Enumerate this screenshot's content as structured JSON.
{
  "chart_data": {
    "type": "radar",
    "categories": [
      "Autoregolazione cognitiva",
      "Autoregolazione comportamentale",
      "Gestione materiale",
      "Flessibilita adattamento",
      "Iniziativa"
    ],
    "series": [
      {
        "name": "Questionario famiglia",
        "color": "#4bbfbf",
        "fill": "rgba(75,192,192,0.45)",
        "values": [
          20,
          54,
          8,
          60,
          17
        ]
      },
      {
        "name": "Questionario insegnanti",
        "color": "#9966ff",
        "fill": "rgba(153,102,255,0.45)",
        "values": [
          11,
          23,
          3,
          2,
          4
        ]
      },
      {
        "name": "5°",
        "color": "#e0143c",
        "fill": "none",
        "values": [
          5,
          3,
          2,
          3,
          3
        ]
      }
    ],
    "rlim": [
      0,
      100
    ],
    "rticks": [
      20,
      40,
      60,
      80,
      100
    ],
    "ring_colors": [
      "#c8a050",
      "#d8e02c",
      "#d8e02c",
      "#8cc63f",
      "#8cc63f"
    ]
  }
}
════════════════════
-- GIVEN INSTRUCTION --
Transcribe all of the entries without altering anything.

-- SOLUTION TO THIS PROBLEM --
Enumerate this screenshot's content as structured JSON.
{
  "chart_data": {
    "type": "radar",
    "categories": [
      "Autoregolazione cognitiva",
      "Autoregolazione comportamentale",
      "Gestione materiale",
      "Flessibilita adattamento",
      "Iniziativa"
    ],
    "series": [
      {
        "name": "Questionario famiglia",
        "color": "#4bbfbf",
        "fill": "rgba(75,192,192,0.45)",
        "values": [
          20,
          54,
          8,
          60,
          17
        ]
      },
      {
        "name": "Questionario insegnanti",
        "color": "#9966ff",
        "fill": "rgba(153,102,255,0.45)",
        "values": [
          11,
          23,
          3,
          2,
          4
        ]
      },
      {
        "name": "5°",
        "color": "#e0143c",
        "fill": "none",
        "values": [
          5,
          3,
          2,
          3,
          3
        ]
      }
    ],
    "rlim": [
      0,
      100
    ],
    "rticks": [
      20,
      40,
      60,
      80,
      100
    ],
    "ring_colors": [
      "#c8a050",
      "#d8e02c",
      "#d8e02c",
      "#8cc63f",
      "#8cc63f"
    ]
  }
}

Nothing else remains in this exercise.